--- Start ---
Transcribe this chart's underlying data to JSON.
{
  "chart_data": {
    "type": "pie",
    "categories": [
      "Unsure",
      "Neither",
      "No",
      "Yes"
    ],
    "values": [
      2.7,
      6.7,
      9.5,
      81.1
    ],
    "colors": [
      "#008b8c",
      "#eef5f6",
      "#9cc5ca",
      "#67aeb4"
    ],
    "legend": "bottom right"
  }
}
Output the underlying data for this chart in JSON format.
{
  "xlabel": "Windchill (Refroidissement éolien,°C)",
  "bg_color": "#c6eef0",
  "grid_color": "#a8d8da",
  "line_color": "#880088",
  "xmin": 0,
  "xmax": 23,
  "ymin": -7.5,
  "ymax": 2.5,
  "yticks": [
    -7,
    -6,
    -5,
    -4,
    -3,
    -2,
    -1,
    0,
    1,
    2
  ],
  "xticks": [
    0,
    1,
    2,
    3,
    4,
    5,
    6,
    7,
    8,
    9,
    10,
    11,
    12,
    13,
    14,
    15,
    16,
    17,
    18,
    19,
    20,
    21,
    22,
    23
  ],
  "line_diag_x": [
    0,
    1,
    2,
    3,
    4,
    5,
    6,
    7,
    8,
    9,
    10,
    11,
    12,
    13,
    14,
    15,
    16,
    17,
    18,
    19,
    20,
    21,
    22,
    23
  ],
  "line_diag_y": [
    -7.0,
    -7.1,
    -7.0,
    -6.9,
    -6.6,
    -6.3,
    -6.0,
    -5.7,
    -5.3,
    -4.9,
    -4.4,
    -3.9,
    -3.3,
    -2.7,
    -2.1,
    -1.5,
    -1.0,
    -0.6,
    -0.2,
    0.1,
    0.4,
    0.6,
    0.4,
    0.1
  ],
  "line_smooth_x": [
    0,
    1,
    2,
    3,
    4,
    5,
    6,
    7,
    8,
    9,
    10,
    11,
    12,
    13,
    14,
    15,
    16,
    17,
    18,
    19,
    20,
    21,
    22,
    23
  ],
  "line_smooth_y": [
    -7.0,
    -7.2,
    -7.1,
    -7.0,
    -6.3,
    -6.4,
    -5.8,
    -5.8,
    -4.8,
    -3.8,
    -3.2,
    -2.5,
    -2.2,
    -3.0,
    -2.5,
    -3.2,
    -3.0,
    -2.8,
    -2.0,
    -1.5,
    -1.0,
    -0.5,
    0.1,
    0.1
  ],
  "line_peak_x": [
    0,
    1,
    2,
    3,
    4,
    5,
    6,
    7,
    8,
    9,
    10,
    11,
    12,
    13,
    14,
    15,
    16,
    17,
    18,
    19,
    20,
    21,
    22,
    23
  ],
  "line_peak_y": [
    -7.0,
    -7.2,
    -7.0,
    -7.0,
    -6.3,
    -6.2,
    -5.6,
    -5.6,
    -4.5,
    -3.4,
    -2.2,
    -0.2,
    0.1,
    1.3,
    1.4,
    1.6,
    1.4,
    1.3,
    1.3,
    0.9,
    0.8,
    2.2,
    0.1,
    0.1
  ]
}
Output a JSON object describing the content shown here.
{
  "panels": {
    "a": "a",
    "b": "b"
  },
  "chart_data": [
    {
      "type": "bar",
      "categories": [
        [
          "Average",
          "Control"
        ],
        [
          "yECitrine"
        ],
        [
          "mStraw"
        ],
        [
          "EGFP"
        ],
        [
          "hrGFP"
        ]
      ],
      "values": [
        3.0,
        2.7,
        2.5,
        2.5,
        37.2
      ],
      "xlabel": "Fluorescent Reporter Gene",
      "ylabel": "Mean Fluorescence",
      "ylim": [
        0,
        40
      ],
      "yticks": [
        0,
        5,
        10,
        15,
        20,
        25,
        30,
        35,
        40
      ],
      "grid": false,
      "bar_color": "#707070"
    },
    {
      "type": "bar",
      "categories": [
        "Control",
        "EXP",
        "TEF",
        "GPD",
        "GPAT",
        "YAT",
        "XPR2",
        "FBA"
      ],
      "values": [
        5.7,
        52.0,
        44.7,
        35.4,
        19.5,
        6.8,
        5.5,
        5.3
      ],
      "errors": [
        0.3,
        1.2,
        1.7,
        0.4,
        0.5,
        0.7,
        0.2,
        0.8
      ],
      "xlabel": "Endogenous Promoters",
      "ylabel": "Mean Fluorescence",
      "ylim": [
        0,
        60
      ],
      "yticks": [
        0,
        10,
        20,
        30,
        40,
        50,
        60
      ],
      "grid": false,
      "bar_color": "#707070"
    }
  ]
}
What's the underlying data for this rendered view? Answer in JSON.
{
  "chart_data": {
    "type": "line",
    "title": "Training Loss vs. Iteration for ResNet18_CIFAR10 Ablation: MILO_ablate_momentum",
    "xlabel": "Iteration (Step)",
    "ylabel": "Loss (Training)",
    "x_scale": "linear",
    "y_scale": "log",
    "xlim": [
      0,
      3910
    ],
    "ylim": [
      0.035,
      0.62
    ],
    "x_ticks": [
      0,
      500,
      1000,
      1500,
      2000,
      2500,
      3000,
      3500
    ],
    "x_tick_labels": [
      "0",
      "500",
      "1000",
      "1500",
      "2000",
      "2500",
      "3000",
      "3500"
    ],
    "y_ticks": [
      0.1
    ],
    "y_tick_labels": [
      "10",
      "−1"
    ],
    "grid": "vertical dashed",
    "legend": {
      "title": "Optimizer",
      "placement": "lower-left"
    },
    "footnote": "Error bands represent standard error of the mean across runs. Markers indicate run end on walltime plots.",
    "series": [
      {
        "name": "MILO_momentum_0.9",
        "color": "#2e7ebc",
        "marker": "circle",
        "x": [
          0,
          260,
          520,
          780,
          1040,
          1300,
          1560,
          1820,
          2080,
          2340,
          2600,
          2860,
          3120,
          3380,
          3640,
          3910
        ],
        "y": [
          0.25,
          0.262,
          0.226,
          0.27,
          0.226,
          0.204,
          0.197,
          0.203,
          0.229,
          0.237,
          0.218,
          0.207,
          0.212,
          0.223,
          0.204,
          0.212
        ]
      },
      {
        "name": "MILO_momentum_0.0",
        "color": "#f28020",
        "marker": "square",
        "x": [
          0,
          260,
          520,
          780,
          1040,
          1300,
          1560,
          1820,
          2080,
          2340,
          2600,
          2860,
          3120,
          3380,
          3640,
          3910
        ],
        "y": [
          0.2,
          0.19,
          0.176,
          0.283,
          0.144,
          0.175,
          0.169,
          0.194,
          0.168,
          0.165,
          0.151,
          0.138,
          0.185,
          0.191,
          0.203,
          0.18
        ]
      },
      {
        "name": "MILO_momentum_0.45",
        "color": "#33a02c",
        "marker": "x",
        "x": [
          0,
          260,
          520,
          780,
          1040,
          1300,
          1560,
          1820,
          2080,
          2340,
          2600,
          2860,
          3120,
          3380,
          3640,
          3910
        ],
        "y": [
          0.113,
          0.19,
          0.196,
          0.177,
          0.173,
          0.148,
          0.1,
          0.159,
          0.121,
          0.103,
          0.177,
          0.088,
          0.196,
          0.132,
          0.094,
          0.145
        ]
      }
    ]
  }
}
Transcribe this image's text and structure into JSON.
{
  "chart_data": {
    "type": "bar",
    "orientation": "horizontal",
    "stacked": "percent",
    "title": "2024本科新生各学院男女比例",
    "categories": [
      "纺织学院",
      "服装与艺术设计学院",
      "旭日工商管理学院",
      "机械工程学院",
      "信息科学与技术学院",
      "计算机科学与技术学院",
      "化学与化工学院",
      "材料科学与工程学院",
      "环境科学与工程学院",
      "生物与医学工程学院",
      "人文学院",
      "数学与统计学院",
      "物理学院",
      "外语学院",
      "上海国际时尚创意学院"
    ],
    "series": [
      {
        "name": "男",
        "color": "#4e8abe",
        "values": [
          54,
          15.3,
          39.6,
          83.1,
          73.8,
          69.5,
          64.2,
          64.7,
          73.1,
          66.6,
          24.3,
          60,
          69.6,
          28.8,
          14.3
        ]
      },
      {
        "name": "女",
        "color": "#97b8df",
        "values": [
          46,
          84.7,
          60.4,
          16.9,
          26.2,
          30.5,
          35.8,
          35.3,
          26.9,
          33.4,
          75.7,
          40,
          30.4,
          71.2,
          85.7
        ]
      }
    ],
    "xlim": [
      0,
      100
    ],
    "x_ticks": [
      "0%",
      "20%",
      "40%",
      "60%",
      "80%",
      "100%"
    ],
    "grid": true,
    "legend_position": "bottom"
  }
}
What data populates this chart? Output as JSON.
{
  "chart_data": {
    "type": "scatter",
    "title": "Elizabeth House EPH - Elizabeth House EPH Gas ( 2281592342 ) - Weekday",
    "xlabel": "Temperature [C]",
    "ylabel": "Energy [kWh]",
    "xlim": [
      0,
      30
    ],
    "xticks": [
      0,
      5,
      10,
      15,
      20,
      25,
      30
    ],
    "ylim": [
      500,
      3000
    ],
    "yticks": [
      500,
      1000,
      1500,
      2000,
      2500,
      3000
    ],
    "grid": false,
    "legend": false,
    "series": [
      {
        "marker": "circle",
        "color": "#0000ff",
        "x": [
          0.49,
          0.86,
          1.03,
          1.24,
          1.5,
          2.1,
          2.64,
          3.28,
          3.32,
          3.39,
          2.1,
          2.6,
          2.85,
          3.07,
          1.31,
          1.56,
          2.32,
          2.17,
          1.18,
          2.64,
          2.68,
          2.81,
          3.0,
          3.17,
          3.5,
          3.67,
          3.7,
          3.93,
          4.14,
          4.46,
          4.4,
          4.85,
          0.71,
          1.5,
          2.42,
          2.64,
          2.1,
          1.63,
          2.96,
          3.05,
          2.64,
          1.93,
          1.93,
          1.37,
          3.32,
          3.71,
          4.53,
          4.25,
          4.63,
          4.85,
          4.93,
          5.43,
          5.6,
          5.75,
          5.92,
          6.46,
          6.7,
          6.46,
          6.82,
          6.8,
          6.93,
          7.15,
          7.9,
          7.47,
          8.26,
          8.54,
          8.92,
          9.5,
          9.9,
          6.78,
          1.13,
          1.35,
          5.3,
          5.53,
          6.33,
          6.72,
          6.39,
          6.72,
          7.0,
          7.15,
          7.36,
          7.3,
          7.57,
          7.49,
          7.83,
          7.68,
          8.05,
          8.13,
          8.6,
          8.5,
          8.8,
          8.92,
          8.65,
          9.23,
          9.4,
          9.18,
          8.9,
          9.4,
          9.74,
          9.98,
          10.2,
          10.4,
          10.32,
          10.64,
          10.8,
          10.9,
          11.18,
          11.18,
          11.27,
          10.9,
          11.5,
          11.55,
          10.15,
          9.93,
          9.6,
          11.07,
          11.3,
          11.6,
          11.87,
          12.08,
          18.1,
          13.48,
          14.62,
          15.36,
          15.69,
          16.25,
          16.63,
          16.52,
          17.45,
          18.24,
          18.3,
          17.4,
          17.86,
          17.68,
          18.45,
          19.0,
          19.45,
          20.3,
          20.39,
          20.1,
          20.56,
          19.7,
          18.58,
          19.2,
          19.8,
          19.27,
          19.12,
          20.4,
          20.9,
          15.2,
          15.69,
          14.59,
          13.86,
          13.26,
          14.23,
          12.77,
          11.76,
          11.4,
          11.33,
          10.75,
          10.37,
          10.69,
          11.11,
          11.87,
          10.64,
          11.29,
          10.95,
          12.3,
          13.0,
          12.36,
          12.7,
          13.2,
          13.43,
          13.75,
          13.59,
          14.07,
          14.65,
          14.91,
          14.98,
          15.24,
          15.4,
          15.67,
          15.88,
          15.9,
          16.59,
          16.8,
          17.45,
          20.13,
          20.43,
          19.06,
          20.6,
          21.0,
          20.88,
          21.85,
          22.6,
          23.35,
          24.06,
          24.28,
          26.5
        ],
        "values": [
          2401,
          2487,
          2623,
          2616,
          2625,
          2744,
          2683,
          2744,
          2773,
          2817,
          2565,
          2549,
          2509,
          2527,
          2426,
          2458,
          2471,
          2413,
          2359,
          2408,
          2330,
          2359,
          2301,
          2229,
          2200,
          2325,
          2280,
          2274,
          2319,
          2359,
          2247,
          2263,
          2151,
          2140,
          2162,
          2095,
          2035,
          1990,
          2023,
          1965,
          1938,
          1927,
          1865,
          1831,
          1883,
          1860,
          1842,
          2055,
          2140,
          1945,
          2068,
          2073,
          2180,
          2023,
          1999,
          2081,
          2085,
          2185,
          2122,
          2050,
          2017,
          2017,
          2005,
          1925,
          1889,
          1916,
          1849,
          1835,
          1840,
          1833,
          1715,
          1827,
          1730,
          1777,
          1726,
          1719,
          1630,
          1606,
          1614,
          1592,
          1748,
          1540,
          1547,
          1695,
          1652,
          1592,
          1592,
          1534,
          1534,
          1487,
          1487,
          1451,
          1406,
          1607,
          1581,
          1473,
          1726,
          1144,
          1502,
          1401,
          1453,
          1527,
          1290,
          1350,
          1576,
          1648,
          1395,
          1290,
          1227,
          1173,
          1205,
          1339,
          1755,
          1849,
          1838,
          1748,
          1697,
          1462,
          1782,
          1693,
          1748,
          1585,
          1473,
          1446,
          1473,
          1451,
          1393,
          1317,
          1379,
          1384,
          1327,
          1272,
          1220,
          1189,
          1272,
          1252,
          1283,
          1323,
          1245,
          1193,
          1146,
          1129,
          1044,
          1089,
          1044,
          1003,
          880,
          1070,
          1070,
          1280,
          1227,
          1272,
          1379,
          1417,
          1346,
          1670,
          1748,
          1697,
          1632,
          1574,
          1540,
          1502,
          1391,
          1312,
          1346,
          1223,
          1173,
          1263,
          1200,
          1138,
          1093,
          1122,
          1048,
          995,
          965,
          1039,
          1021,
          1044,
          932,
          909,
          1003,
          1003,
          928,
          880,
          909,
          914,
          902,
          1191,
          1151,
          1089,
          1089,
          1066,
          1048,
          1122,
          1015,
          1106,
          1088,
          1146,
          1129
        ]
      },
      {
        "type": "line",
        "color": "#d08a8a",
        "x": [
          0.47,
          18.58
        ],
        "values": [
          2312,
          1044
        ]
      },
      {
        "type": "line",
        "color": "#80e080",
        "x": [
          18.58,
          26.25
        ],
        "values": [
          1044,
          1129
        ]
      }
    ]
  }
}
--- End ---
● **WHAT IS EXPECTED**: From the listing above, pick out every line containing "Transcribe".

● **THE ANSWER**:
Transcribe this chart's underlying data to JSON.
Transcribe this image's text and structure into JSON.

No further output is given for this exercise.